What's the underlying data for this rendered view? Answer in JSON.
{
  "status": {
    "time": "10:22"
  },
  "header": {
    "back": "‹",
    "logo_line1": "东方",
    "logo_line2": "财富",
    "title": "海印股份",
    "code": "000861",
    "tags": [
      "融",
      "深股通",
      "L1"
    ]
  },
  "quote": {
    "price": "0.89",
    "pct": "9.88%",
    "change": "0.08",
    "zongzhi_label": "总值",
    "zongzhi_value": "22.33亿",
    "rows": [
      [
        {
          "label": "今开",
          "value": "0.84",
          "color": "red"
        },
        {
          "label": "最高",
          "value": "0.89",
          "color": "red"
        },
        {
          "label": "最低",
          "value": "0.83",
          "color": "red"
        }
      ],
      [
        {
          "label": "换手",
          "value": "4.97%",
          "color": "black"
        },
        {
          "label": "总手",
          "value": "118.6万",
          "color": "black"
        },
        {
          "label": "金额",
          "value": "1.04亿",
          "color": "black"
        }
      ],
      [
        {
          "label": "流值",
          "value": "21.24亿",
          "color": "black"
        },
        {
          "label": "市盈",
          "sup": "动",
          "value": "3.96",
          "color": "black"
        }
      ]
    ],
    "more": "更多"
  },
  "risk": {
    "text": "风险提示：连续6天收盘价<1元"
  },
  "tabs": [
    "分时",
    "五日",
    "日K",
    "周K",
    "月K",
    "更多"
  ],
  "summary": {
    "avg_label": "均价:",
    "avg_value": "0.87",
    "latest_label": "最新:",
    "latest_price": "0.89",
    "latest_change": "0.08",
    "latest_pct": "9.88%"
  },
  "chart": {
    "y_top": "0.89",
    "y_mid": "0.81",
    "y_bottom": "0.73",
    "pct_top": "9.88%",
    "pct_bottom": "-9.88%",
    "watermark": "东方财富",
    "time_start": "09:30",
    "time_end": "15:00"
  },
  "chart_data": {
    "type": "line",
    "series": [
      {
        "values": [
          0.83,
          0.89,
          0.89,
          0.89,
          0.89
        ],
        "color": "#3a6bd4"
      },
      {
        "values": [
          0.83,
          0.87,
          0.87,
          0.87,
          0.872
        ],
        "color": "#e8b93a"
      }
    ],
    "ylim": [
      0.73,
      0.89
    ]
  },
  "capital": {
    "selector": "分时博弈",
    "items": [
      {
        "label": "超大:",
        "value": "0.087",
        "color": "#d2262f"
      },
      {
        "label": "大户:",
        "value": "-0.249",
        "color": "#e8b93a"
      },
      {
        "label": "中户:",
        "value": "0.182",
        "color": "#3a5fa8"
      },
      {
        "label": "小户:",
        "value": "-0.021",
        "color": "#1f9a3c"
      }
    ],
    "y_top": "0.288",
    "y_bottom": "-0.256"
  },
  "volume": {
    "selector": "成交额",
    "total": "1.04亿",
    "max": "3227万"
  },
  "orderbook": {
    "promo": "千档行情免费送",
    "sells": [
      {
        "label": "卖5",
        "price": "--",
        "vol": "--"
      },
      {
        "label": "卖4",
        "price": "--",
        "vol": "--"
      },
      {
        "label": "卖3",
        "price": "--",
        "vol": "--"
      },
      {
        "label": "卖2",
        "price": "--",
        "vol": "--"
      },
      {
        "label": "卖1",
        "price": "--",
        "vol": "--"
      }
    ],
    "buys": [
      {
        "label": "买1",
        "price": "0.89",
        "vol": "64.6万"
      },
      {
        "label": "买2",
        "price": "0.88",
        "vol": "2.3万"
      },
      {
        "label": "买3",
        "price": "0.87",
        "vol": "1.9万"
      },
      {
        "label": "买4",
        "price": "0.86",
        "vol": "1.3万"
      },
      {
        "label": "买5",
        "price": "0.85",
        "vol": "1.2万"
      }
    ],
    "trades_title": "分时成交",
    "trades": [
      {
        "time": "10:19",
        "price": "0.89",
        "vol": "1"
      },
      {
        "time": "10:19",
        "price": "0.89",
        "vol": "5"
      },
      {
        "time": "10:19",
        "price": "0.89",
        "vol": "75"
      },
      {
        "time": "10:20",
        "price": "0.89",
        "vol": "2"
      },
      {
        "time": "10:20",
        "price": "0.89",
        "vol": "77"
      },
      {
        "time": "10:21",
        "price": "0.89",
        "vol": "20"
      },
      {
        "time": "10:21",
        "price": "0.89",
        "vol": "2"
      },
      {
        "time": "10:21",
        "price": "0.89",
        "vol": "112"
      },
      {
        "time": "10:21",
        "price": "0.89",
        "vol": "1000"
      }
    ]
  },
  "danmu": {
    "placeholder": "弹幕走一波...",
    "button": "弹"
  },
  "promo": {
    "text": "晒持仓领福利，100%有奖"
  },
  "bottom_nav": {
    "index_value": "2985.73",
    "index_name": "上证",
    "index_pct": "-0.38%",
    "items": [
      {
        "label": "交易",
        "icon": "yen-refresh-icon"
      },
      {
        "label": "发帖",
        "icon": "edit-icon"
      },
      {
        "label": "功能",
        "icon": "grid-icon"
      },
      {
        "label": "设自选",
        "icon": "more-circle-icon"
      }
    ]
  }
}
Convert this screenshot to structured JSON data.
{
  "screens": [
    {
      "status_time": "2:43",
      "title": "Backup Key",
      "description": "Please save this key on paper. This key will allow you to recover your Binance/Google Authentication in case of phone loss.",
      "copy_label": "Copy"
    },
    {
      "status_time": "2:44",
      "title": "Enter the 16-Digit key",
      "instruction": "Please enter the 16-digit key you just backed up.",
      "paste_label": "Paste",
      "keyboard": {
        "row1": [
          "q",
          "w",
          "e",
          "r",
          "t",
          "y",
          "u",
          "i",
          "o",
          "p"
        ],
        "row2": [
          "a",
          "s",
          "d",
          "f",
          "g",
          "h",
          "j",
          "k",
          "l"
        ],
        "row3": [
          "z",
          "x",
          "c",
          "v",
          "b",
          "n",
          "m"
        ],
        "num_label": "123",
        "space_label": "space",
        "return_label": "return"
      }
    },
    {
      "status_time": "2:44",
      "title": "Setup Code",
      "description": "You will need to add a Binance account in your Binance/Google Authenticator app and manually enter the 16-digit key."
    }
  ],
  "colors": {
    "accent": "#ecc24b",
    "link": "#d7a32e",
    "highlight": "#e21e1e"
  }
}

Goal of the exercise:
Transcribe all the entries, keeping each one exactly as it is.

Response for this exercise:
What's the underlying data for this rendered view? Answer in JSON.
{
  "status": {
    "time": "10:22"
  },
  "header": {
    "back": "‹",
    "logo_line1": "东方",
    "logo_line2": "财富",
    "title": "海印股份",
    "code": "000861",
    "tags": [
      "融",
      "深股通",
      "L1"
    ]
  },
  "quote": {
    "price": "0.89",
    "pct": "9.88%",
    "change": "0.08",
    "zongzhi_label": "总值",
    "zongzhi_value": "22.33亿",
    "rows": [
      [
        {
          "label": "今开",
          "value": "0.84",
          "color": "red"
        },
        {
          "label": "最高",
          "value": "0.89",
          "color": "red"
        },
        {
          "label": "最低",
          "value": "0.83",
          "color": "red"
        }
      ],
      [
        {
          "label": "换手",
          "value": "4.97%",
          "color": "black"
        },
        {
          "label": "总手",
          "value": "118.6万",
          "color": "black"
        },
        {
          "label": "金额",
          "value": "1.04亿",
          "color": "black"
        }
      ],
      [
        {
          "label": "流值",
          "value": "21.24亿",
          "color": "black"
        },
        {
          "label": "市盈",
          "sup": "动",
          "value": "3.96",
          "color": "black"
        }
      ]
    ],
    "more": "更多"
  },
  "risk": {
    "text": "风险提示：连续6天收盘价<1元"
  },
  "tabs": [
    "分时",
    "五日",
    "日K",
    "周K",
    "月K",
    "更多"
  ],
  "summary": {
    "avg_label": "均价:",
    "avg_value": "0.87",
    "latest_label": "最新:",
    "latest_price": "0.89",
    "latest_change": "0.08",
    "latest_pct": "9.88%"
  },
  "chart": {
    "y_top": "0.89",
    "y_mid": "0.81",
    "y_bottom": "0.73",
    "pct_top": "9.88%",
    "pct_bottom": "-9.88%",
    "watermark": "东方财富",
    "time_start": "09:30",
    "time_end": "15:00"
  },
  "chart_data": {
    "type": "line",
    "series": [
      {
        "values": [
          0.83,
          0.89,
          0.89,
          0.89,
          0.89
        ],
        "color": "#3a6bd4"
      },
      {
        "values": [
          0.83,
          0.87,
          0.87,
          0.87,
          0.872
        ],
        "color": "#e8b93a"
      }
    ],
    "ylim": [
      0.73,
      0.89
    ]
  },
  "capital": {
    "selector": "分时博弈",
    "items": [
      {
        "label": "超大:",
        "value": "0.087",
        "color": "#d2262f"
      },
      {
        "label": "大户:",
        "value": "-0.249",
        "color": "#e8b93a"
      },
      {
        "label": "中户:",
        "value": "0.182",
        "color": "#3a5fa8"
      },
      {
        "label": "小户:",
        "value": "-0.021",
        "color": "#1f9a3c"
      }
    ],
    "y_top": "0.288",
    "y_bottom": "-0.256"
  },
  "volume": {
    "selector": "成交额",
    "total": "1.04亿",
    "max": "3227万"
  },
  "orderbook": {
    "promo": "千档行情免费送",
    "sells": [
      {
        "label": "卖5",
        "price": "--",
        "vol": "--"
      },
      {
        "label": "卖4",
        "price": "--",
        "vol": "--"
      },
      {
        "label": "卖3",
        "price": "--",
        "vol": "--"
      },
      {
        "label": "卖2",
        "price": "--",
        "vol": "--"
      },
      {
        "label": "卖1",
        "price": "--",
        "vol": "--"
      }
    ],
    "buys": [
      {
        "label": "买1",
        "price": "0.89",
        "vol": "64.6万"
      },
      {
        "label": "买2",
        "price": "0.88",
        "vol": "2.3万"
      },
      {
        "label": "买3",
        "price": "0.87",
        "vol": "1.9万"
      },
      {
        "label": "买4",
        "price": "0.86",
        "vol": "1.3万"
      },
      {
        "label": "买5",
        "price": "0.85",
        "vol": "1.2万"
      }
    ],
    "trades_title": "分时成交",
    "trades": [
      {
        "time": "10:19",
        "price": "0.89",
        "vol": "1"
      },
      {
        "time": "10:19",
        "price": "0.89",
        "vol": "5"
      },
      {
        "time": "10:19",
        "price": "0.89",
        "vol": "75"
      },
      {
        "time": "10:20",
        "price": "0.89",
        "vol": "2"
      },
      {
        "time": "10:20",
        "price": "0.89",
        "vol": "77"
      },
      {
        "time": "10:21",
        "price": "0.89",
        "vol": "20"
      },
      {
        "time": "10:21",
        "price": "0.89",
        "vol": "2"
      },
      {
        "time": "10:21",
        "price": "0.89",
        "vol": "112"
      },
      {
        "time": "10:21",
        "price": "0.89",
        "vol": "1000"
      }
    ]
  },
  "danmu": {
    "placeholder": "弹幕走一波...",
    "button": "弹"
  },
  "promo": {
    "text": "晒持仓领福利，100%有奖"
  },
  "bottom_nav": {
    "index_value": "2985.73",
    "index_name": "上证",
    "index_pct": "-0.38%",
    "items": [
      {
        "label": "交易",
        "icon": "yen-refresh-icon"
      },
      {
        "label": "发帖",
        "icon": "edit-icon"
      },
      {
        "label": "功能",
        "icon": "grid-icon"
      },
      {
        "label": "设自选",
        "icon": "more-circle-icon"
      }
    ]
  }
}
Convert this screenshot to structured JSON data.
{
  "screens": [
    {
      "status_time": "2:43",
      "title": "Backup Key",
      "description": "Please save this key on paper. This key will allow you to recover your Binance/Google Authentication in case of phone loss.",
      "copy_label": "Copy"
    },
    {
      "status_time": "2:44",
      "title": "Enter the 16-Digit key",
      "instruction": "Please enter the 16-digit key you just backed up.",
      "paste_label": "Paste",
      "keyboard": {
        "row1": [
          "q",
          "w",
          "e",
          "r",
          "t",
          "y",
          "u",
          "i",
          "o",
          "p"
        ],
        "row2": [
          "a",
          "s",
          "d",
          "f",
          "g",
          "h",
          "j",
          "k",
          "l"
        ],
        "row3": [
          "z",
          "x",
          "c",
          "v",
          "b",
          "n",
          "m"
        ],
        "num_label": "123",
        "space_label": "space",
        "return_label": "return"
      }
    },
    {
      "status_time": "2:44",
      "title": "Setup Code",
      "description": "You will need to add a Binance account in your Binance/Google Authenticator app and manually enter the 16-digit key."
    }
  ],
  "colors": {
    "accent": "#ecc24b",
    "link": "#d7a32e",
    "highlight": "#e21e1e"
  }
}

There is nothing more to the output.